## JOB
Return, exactly, the line that contains "Read out every word on this page." together with all lines after it to the end of the entries, and no further lines.

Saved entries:
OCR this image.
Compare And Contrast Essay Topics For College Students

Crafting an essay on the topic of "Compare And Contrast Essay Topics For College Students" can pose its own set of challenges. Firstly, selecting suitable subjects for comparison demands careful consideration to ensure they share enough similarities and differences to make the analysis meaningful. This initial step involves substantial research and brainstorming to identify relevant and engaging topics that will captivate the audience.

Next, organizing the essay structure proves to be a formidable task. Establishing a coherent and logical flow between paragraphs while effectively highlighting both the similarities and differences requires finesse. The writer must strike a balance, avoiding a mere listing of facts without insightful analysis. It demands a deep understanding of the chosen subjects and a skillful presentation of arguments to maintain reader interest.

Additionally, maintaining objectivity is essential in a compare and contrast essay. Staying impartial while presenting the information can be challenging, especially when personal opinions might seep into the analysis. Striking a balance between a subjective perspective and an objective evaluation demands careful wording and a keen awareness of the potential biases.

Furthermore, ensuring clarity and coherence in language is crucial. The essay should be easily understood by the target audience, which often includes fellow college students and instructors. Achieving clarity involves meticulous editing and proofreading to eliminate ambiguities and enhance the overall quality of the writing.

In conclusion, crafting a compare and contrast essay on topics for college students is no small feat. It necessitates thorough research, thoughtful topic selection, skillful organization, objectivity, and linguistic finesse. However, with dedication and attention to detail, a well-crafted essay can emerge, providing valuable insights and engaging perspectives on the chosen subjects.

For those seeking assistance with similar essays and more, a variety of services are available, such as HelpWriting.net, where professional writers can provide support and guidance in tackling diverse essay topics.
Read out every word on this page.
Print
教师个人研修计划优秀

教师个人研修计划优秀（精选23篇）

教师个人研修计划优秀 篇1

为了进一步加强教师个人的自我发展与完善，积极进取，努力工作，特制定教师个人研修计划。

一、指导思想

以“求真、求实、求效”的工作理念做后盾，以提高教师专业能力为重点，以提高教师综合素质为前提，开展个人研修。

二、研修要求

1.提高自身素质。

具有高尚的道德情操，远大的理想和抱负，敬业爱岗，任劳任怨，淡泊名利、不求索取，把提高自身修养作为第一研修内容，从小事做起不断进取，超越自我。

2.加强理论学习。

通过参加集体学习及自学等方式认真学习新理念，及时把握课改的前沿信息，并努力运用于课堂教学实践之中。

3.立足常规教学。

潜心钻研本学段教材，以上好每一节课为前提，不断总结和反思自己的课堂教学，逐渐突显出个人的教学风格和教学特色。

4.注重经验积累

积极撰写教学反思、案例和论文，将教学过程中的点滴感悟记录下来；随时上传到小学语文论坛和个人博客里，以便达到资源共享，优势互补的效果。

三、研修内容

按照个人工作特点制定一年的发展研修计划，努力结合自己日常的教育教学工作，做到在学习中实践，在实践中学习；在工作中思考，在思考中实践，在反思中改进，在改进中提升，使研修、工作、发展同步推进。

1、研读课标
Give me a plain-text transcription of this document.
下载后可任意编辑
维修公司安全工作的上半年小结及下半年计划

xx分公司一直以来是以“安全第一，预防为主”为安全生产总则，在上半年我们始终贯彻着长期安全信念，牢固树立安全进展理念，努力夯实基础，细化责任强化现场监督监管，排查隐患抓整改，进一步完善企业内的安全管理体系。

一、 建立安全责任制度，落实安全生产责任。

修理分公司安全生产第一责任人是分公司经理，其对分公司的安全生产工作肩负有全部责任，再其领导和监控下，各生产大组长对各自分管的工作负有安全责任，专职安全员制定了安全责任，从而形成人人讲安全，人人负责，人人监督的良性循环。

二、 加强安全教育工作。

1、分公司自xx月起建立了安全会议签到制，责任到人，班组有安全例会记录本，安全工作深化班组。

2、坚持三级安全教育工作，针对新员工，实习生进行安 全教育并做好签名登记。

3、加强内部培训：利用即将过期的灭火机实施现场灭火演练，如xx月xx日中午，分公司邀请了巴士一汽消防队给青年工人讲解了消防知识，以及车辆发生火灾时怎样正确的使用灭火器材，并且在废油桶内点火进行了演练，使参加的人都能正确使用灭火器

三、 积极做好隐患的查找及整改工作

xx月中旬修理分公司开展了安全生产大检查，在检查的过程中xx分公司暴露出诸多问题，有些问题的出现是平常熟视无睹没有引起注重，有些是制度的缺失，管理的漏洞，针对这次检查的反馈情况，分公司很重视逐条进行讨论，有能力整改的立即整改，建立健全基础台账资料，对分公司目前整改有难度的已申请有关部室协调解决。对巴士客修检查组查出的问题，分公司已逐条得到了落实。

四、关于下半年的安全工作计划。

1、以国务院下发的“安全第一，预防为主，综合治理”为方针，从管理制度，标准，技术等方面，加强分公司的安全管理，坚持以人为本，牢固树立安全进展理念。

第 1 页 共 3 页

## THE RESULT
Read out every word on this page.
Print
教师个人研修计划优秀

教师个人研修计划优秀（精选23篇）

教师个人研修计划优秀 篇1

为了进一步加强教师个人的自我发展与完善，积极进取，努力工作，特制定教师个人研修计划。

一、指导思想

以“求真、求实、求效”的工作理念做后盾，以提高教师专业能力为重点，以提高教师综合素质为前提，开展个人研修。

二、研修要求

1.提高自身素质。

具有高尚的道德情操，远大的理想和抱负，敬业爱岗，任劳任怨，淡泊名利、不求索取，把提高自身修养作为第一研修内容，从小事做起不断进取，超越自我。

2.加强理论学习。

通过参加集体学习及自学等方式认真学习新理念，及时把握课改的前沿信息，并努力运用于课堂教学实践之中。

3.立足常规教学。

潜心钻研本学段教材，以上好每一节课为前提，不断总结和反思自己的课堂教学，逐渐突显出个人的教学风格和教学特色。

4.注重经验积累

积极撰写教学反思、案例和论文，将教学过程中的点滴感悟记录下来；随时上传到小学语文论坛和个人博客里，以便达到资源共享，优势互补的效果。

三、研修内容

按照个人工作特点制定一年的发展研修计划，努力结合自己日常的教育教学工作，做到在学习中实践，在实践中学习；在工作中思考，在思考中实践，在反思中改进，在改进中提升，使研修、工作、发展同步推进。

1、研读课标
Give me a plain-text transcription of this document.
下载后可任意编辑
维修公司安全工作的上半年小结及下半年计划

xx分公司一直以来是以“安全第一，预防为主”为安全生产总则，在上半年我们始终贯彻着长期安全信念，牢固树立安全进展理念，努力夯实基础，细化责任强化现场监督监管，排查隐患抓整改，进一步完善企业内的安全管理体系。

一、 建立安全责任制度，落实安全生产责任。

修理分公司安全生产第一责任人是分公司经理，其对分公司的安全生产工作肩负有全部责任，再其领导和监控下，各生产大组长对各自分管的工作负有安全责任，专职安全员制定了安全责任，从而形成人人讲安全，人人负责，人人监督的良性循环。

二、 加强安全教育工作。

1、分公司自xx月起建立了安全会议签到制，责任到人，班组有安全例会记录本，安全工作深化班组。

2、坚持三级安全教育工作，针对新员工，实习生进行安 全教育并做好签名登记。

3、加强内部培训：利用即将过期的灭火机实施现场灭火演练，如xx月xx日中午，分公司邀请了巴士一汽消防队给青年工人讲解了消防知识，以及车辆发生火灾时怎样正确的使用灭火器材，并且在废油桶内点火进行了演练，使参加的人都能正确使用灭火器

三、 积极做好隐患的查找及整改工作

xx月中旬修理分公司开展了安全生产大检查，在检查的过程中xx分公司暴露出诸多问题，有些问题的出现是平常熟视无睹没有引起注重，有些是制度的缺失，管理的漏洞，针对这次检查的反馈情况，分公司很重视逐条进行讨论，有能力整改的立即整改，建立健全基础台账资料，对分公司目前整改有难度的已申请有关部室协调解决。对巴士客修检查组查出的问题，分公司已逐条得到了落实。

四、关于下半年的安全工作计划。

1、以国务院下发的“安全第一，预防为主，综合治理”为方针，从管理制度，标准，技术等方面，加强分公司的安全管理，坚持以人为本，牢固树立安全进展理念。

第 1 页 共 3 页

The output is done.